What to produce:
Reproduce each line bearing the word "JSON".

Given records:

+ + + + + + +

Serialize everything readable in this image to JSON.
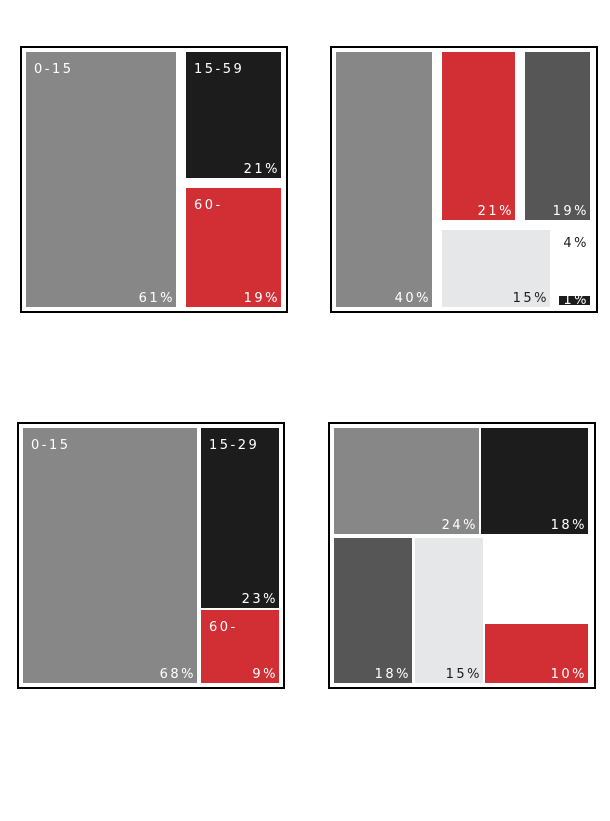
{
  "colors": {
    "gray": "#878787",
    "black": "#1c1c1c",
    "red": "#d22f35",
    "dark": "#565656",
    "light": "#e6e7e9",
    "white": "#ffffff",
    "label_white": "#ffffff",
    "label_dark": "#1c1c1c"
  },
  "chart_data": [
    {
      "type": "treemap",
      "tiles": [
        {
          "group": "0-15",
          "percent_label": "61%",
          "value": 61,
          "color": "gray"
        },
        {
          "group": "15-59",
          "percent_label": "21%",
          "value": 21,
          "color": "black"
        },
        {
          "group": "60-",
          "percent_label": "19%",
          "value": 19,
          "color": "red"
        }
      ]
    },
    {
      "type": "treemap",
      "tiles": [
        {
          "group": "",
          "percent_label": "40%",
          "value": 40,
          "color": "gray"
        },
        {
          "group": "",
          "percent_label": "21%",
          "value": 21,
          "color": "red"
        },
        {
          "group": "",
          "percent_label": "19%",
          "value": 19,
          "color": "dark"
        },
        {
          "group": "",
          "percent_label": "15%",
          "value": 15,
          "color": "light"
        },
        {
          "group": "",
          "percent_label": "4%",
          "value": 4,
          "color": "white"
        },
        {
          "group": "",
          "percent_label": "1%",
          "value": 1,
          "color": "black"
        }
      ]
    },
    {
      "type": "treemap",
      "tiles": [
        {
          "group": "0-15",
          "percent_label": "68%",
          "value": 68,
          "color": "gray"
        },
        {
          "group": "15-29",
          "percent_label": "23%",
          "value": 23,
          "color": "black"
        },
        {
          "group": "60-",
          "percent_label": "9%",
          "value": 9,
          "color": "red"
        }
      ]
    },
    {
      "type": "treemap",
      "tiles": [
        {
          "group": "",
          "percent_label": "24%",
          "value": 24,
          "color": "gray"
        },
        {
          "group": "",
          "percent_label": "18%",
          "value": 18,
          "color": "black"
        },
        {
          "group": "",
          "percent_label": "18%",
          "value": 18,
          "color": "dark"
        },
        {
          "group": "",
          "percent_label": "15%",
          "value": 15,
          "color": "light"
        },
        {
          "group": "",
          "percent_label": "10%",
          "value": 10,
          "color": "red"
        }
      ]
    }
  ]
}
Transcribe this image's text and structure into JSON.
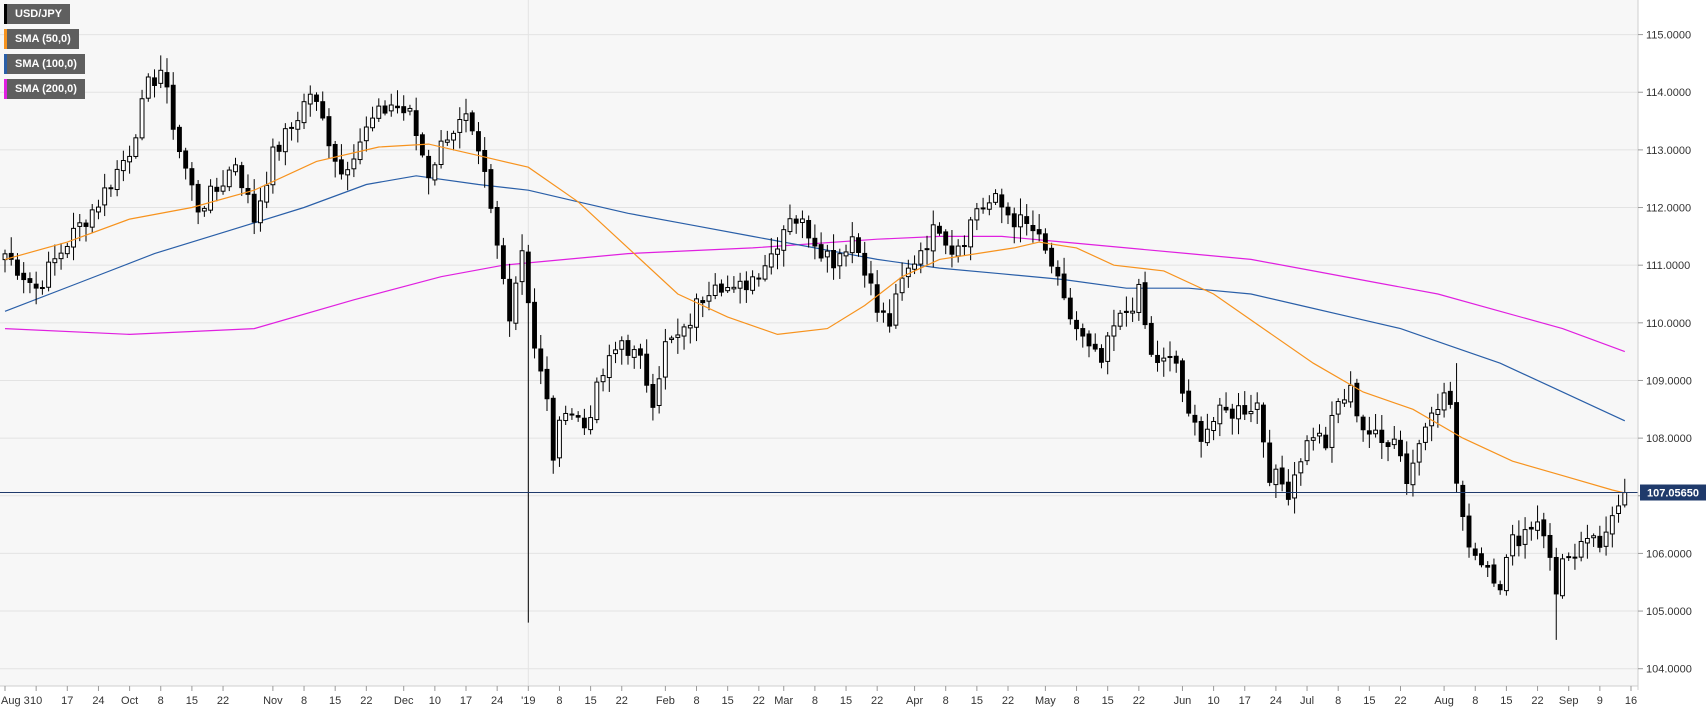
{
  "legend": [
    {
      "label": "USD/JPY",
      "color": "#000000"
    },
    {
      "label": "SMA (50,0)",
      "color": "#f7931e"
    },
    {
      "label": "SMA (100,0)",
      "color": "#2a5fa8"
    },
    {
      "label": "SMA (200,0)",
      "color": "#e020e0"
    }
  ],
  "price_tag": "107.05650",
  "colors": {
    "background": "#f7f7f7",
    "grid": "#e3e3e3",
    "candle_up": "#ffffff",
    "candle_down": "#000000",
    "sma50": "#f7931e",
    "sma100": "#2a5fa8",
    "sma200": "#e020e0",
    "price_line": "#1f3a6b",
    "price_tag_bg": "#1f3a6b"
  },
  "chart_data": {
    "type": "candlestick",
    "symbol": "USD/JPY",
    "ylim": [
      103.7,
      115.6
    ],
    "y_ticks": [
      {
        "value": 104,
        "label": "104.0000"
      },
      {
        "value": 105,
        "label": "105.0000"
      },
      {
        "value": 106,
        "label": "106.0000"
      },
      {
        "value": 107,
        "label": "107.0000"
      },
      {
        "value": 108,
        "label": "108.0000"
      },
      {
        "value": 109,
        "label": "109.0000"
      },
      {
        "value": 110,
        "label": "110.0000"
      },
      {
        "value": 111,
        "label": "111.0000"
      },
      {
        "value": 112,
        "label": "112.0000"
      },
      {
        "value": 113,
        "label": "113.0000"
      },
      {
        "value": 114,
        "label": "114.0000"
      },
      {
        "value": 115,
        "label": "115.0000"
      }
    ],
    "x_ticks": [
      {
        "index": 0,
        "label": "Aug 3"
      },
      {
        "index": 5,
        "label": "10"
      },
      {
        "index": 10,
        "label": "17"
      },
      {
        "index": 15,
        "label": "24"
      },
      {
        "index": 20,
        "label": "Oct"
      },
      {
        "index": 25,
        "label": "8"
      },
      {
        "index": 30,
        "label": "15"
      },
      {
        "index": 35,
        "label": "22"
      },
      {
        "index": 43,
        "label": "Nov"
      },
      {
        "index": 48,
        "label": "8"
      },
      {
        "index": 53,
        "label": "15"
      },
      {
        "index": 58,
        "label": "22"
      },
      {
        "index": 64,
        "label": "Dec"
      },
      {
        "index": 69,
        "label": "10"
      },
      {
        "index": 74,
        "label": "17"
      },
      {
        "index": 79,
        "label": "24"
      },
      {
        "index": 84,
        "label": "'19"
      },
      {
        "index": 89,
        "label": "8"
      },
      {
        "index": 94,
        "label": "15"
      },
      {
        "index": 99,
        "label": "22"
      },
      {
        "index": 106,
        "label": "Feb"
      },
      {
        "index": 111,
        "label": "8"
      },
      {
        "index": 116,
        "label": "15"
      },
      {
        "index": 121,
        "label": "22"
      },
      {
        "index": 125,
        "label": "Mar"
      },
      {
        "index": 130,
        "label": "8"
      },
      {
        "index": 135,
        "label": "15"
      },
      {
        "index": 140,
        "label": "22"
      },
      {
        "index": 146,
        "label": "Apr"
      },
      {
        "index": 151,
        "label": "8"
      },
      {
        "index": 156,
        "label": "15"
      },
      {
        "index": 161,
        "label": "22"
      },
      {
        "index": 167,
        "label": "May"
      },
      {
        "index": 172,
        "label": "8"
      },
      {
        "index": 177,
        "label": "15"
      },
      {
        "index": 182,
        "label": "22"
      },
      {
        "index": 189,
        "label": "Jun"
      },
      {
        "index": 194,
        "label": "10"
      },
      {
        "index": 199,
        "label": "17"
      },
      {
        "index": 204,
        "label": "24"
      },
      {
        "index": 209,
        "label": "Jul"
      },
      {
        "index": 214,
        "label": "8"
      },
      {
        "index": 219,
        "label": "15"
      },
      {
        "index": 224,
        "label": "22"
      },
      {
        "index": 231,
        "label": "Aug"
      },
      {
        "index": 236,
        "label": "8"
      },
      {
        "index": 241,
        "label": "15"
      },
      {
        "index": 246,
        "label": "22"
      },
      {
        "index": 251,
        "label": "Sep"
      },
      {
        "index": 256,
        "label": "9"
      },
      {
        "index": 261,
        "label": "16"
      }
    ],
    "last_price": 107.0565,
    "anchors": [
      [
        0,
        111.2
      ],
      [
        5,
        110.6
      ],
      [
        10,
        111.4
      ],
      [
        15,
        112.1
      ],
      [
        20,
        113.0
      ],
      [
        23,
        114.1
      ],
      [
        25,
        114.4
      ],
      [
        28,
        113.0
      ],
      [
        31,
        112.0
      ],
      [
        34,
        112.3
      ],
      [
        37,
        112.8
      ],
      [
        40,
        111.8
      ],
      [
        43,
        112.9
      ],
      [
        46,
        113.4
      ],
      [
        49,
        114.0
      ],
      [
        51,
        113.5
      ],
      [
        54,
        112.6
      ],
      [
        56,
        113.0
      ],
      [
        59,
        113.5
      ],
      [
        62,
        113.8
      ],
      [
        65,
        113.6
      ],
      [
        68,
        112.6
      ],
      [
        71,
        113.3
      ],
      [
        74,
        113.5
      ],
      [
        77,
        112.5
      ],
      [
        79,
        111.3
      ],
      [
        81,
        110.2
      ],
      [
        83,
        111.3
      ],
      [
        85,
        109.6
      ],
      [
        87,
        108.6
      ],
      [
        88,
        107.7
      ],
      [
        90,
        108.6
      ],
      [
        93,
        108.2
      ],
      [
        96,
        109.1
      ],
      [
        99,
        109.7
      ],
      [
        102,
        109.3
      ],
      [
        104,
        108.7
      ],
      [
        106,
        109.6
      ],
      [
        109,
        109.8
      ],
      [
        111,
        110.3
      ],
      [
        114,
        110.8
      ],
      [
        117,
        110.5
      ],
      [
        120,
        110.8
      ],
      [
        123,
        111.2
      ],
      [
        126,
        111.9
      ],
      [
        129,
        111.6
      ],
      [
        131,
        111.3
      ],
      [
        133,
        111.1
      ],
      [
        136,
        111.5
      ],
      [
        138,
        111.0
      ],
      [
        140,
        110.2
      ],
      [
        142,
        110.0
      ],
      [
        144,
        110.7
      ],
      [
        147,
        111.3
      ],
      [
        150,
        111.7
      ],
      [
        152,
        111.3
      ],
      [
        154,
        111.5
      ],
      [
        156,
        112.0
      ],
      [
        159,
        112.1
      ],
      [
        162,
        111.8
      ],
      [
        165,
        111.6
      ],
      [
        168,
        111.0
      ],
      [
        170,
        110.3
      ],
      [
        172,
        109.9
      ],
      [
        174,
        109.5
      ],
      [
        176,
        109.3
      ],
      [
        178,
        109.9
      ],
      [
        180,
        110.2
      ],
      [
        182,
        110.5
      ],
      [
        184,
        109.4
      ],
      [
        186,
        109.3
      ],
      [
        188,
        109.3
      ],
      [
        190,
        108.3
      ],
      [
        192,
        108.1
      ],
      [
        195,
        108.4
      ],
      [
        198,
        108.5
      ],
      [
        201,
        108.6
      ],
      [
        203,
        107.4
      ],
      [
        206,
        107.1
      ],
      [
        208,
        107.7
      ],
      [
        210,
        108.1
      ],
      [
        212,
        107.9
      ],
      [
        214,
        108.6
      ],
      [
        216,
        108.8
      ],
      [
        218,
        108.2
      ],
      [
        221,
        107.9
      ],
      [
        223,
        108.1
      ],
      [
        225,
        107.3
      ],
      [
        227,
        107.9
      ],
      [
        229,
        108.6
      ],
      [
        231,
        108.7
      ],
      [
        232,
        108.6
      ],
      [
        233,
        107.2
      ],
      [
        234,
        106.5
      ],
      [
        236,
        106.0
      ],
      [
        238,
        105.8
      ],
      [
        240,
        105.5
      ],
      [
        242,
        106.2
      ],
      [
        244,
        106.4
      ],
      [
        246,
        106.6
      ],
      [
        247,
        106.4
      ],
      [
        249,
        105.3
      ],
      [
        250,
        106.0
      ],
      [
        252,
        105.8
      ],
      [
        254,
        106.3
      ],
      [
        256,
        106.0
      ],
      [
        258,
        106.8
      ],
      [
        260,
        107.05
      ]
    ],
    "spikes": [
      [
        84,
        "low",
        104.8
      ],
      [
        233,
        "high",
        109.3
      ],
      [
        249,
        "low",
        104.5
      ]
    ],
    "sma50": [
      [
        0,
        111.1
      ],
      [
        10,
        111.4
      ],
      [
        20,
        111.8
      ],
      [
        30,
        112.0
      ],
      [
        40,
        112.3
      ],
      [
        50,
        112.8
      ],
      [
        60,
        113.05
      ],
      [
        68,
        113.1
      ],
      [
        76,
        112.9
      ],
      [
        84,
        112.7
      ],
      [
        92,
        112.1
      ],
      [
        100,
        111.3
      ],
      [
        108,
        110.5
      ],
      [
        116,
        110.1
      ],
      [
        124,
        109.8
      ],
      [
        132,
        109.9
      ],
      [
        138,
        110.3
      ],
      [
        144,
        110.8
      ],
      [
        150,
        111.1
      ],
      [
        156,
        111.2
      ],
      [
        162,
        111.3
      ],
      [
        166,
        111.4
      ],
      [
        172,
        111.3
      ],
      [
        178,
        111.0
      ],
      [
        186,
        110.9
      ],
      [
        194,
        110.5
      ],
      [
        202,
        109.9
      ],
      [
        210,
        109.3
      ],
      [
        218,
        108.8
      ],
      [
        226,
        108.5
      ],
      [
        234,
        108.0
      ],
      [
        242,
        107.6
      ],
      [
        250,
        107.35
      ],
      [
        258,
        107.1
      ],
      [
        260,
        107.05
      ]
    ],
    "sma100": [
      [
        0,
        110.2
      ],
      [
        12,
        110.7
      ],
      [
        24,
        111.2
      ],
      [
        36,
        111.6
      ],
      [
        48,
        112.0
      ],
      [
        58,
        112.4
      ],
      [
        66,
        112.55
      ],
      [
        76,
        112.4
      ],
      [
        84,
        112.3
      ],
      [
        92,
        112.1
      ],
      [
        100,
        111.9
      ],
      [
        110,
        111.7
      ],
      [
        120,
        111.5
      ],
      [
        130,
        111.3
      ],
      [
        140,
        111.1
      ],
      [
        150,
        110.95
      ],
      [
        160,
        110.85
      ],
      [
        170,
        110.75
      ],
      [
        180,
        110.6
      ],
      [
        190,
        110.6
      ],
      [
        200,
        110.5
      ],
      [
        208,
        110.3
      ],
      [
        216,
        110.1
      ],
      [
        224,
        109.9
      ],
      [
        232,
        109.6
      ],
      [
        240,
        109.3
      ],
      [
        248,
        108.9
      ],
      [
        256,
        108.5
      ],
      [
        260,
        108.3
      ]
    ],
    "sma200": [
      [
        0,
        109.9
      ],
      [
        20,
        109.8
      ],
      [
        40,
        109.9
      ],
      [
        56,
        110.4
      ],
      [
        70,
        110.8
      ],
      [
        80,
        111.0
      ],
      [
        90,
        111.1
      ],
      [
        100,
        111.2
      ],
      [
        120,
        111.3
      ],
      [
        140,
        111.45
      ],
      [
        150,
        111.5
      ],
      [
        160,
        111.5
      ],
      [
        170,
        111.4
      ],
      [
        180,
        111.3
      ],
      [
        190,
        111.2
      ],
      [
        200,
        111.1
      ],
      [
        210,
        110.9
      ],
      [
        220,
        110.7
      ],
      [
        230,
        110.5
      ],
      [
        240,
        110.2
      ],
      [
        250,
        109.9
      ],
      [
        260,
        109.5
      ]
    ]
  }
}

+ + + + + + +

Right answer:
Serialize everything readable in this image to JSON.
Transcribe this image's text and structure into JSON.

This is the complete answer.